__Problem to solve__:
Repeat the lines of the listing below exactly, starting at the line that contains "Read all visible content and emit it as JSON." and running through the last line, both included, and only those.

__Saved entries__:

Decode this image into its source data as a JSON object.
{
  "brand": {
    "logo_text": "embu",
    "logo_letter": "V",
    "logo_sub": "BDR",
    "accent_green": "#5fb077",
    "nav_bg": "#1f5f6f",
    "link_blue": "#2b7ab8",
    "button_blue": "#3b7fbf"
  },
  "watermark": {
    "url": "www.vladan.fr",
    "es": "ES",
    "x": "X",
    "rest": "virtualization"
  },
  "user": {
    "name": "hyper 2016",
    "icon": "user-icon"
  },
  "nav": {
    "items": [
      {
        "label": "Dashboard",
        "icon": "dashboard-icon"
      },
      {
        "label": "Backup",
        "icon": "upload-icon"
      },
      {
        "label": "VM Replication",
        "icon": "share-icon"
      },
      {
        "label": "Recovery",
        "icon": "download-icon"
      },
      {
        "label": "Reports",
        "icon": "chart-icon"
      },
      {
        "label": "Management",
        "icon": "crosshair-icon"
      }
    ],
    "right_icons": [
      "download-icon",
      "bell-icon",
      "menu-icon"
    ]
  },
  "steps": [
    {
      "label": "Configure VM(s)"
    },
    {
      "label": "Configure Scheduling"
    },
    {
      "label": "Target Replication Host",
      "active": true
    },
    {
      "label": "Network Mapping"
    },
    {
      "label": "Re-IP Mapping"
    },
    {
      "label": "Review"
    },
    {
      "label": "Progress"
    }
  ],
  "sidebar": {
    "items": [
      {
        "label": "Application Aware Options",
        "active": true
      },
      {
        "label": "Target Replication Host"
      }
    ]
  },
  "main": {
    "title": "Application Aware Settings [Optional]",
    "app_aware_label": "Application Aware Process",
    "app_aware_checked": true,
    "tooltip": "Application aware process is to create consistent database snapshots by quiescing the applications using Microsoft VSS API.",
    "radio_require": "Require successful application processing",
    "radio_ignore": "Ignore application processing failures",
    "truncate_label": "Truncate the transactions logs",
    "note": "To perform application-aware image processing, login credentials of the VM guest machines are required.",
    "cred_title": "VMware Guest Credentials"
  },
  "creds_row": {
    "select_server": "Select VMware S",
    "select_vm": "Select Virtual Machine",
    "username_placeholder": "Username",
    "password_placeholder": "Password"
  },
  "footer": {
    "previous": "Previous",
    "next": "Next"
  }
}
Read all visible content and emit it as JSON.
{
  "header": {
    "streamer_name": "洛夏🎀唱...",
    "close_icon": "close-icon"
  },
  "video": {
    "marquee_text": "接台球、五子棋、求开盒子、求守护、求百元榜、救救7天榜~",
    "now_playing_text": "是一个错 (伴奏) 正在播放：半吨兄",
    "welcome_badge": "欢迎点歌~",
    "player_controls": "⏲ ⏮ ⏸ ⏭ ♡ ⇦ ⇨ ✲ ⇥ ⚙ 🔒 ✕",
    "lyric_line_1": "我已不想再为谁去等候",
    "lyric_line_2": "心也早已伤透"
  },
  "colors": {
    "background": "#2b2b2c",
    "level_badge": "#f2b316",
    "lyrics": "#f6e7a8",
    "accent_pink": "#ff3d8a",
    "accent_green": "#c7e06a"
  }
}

__Worked solution__:
Read all visible content and emit it as JSON.
{
  "header": {
    "streamer_name": "洛夏🎀唱...",
    "close_icon": "close-icon"
  },
  "video": {
    "marquee_text": "接台球、五子棋、求开盒子、求守护、求百元榜、救救7天榜~",
    "now_playing_text": "是一个错 (伴奏) 正在播放：半吨兄",
    "welcome_badge": "欢迎点歌~",
    "player_controls": "⏲ ⏮ ⏸ ⏭ ♡ ⇦ ⇨ ✲ ⇥ ⚙ 🔒 ✕",
    "lyric_line_1": "我已不想再为谁去等候",
    "lyric_line_2": "心也早已伤透"
  },
  "colors": {
    "background": "#2b2b2c",
    "level_badge": "#f2b316",
    "lyrics": "#f6e7a8",
    "accent_pink": "#ff3d8a",
    "accent_green": "#c7e06a"
  }
}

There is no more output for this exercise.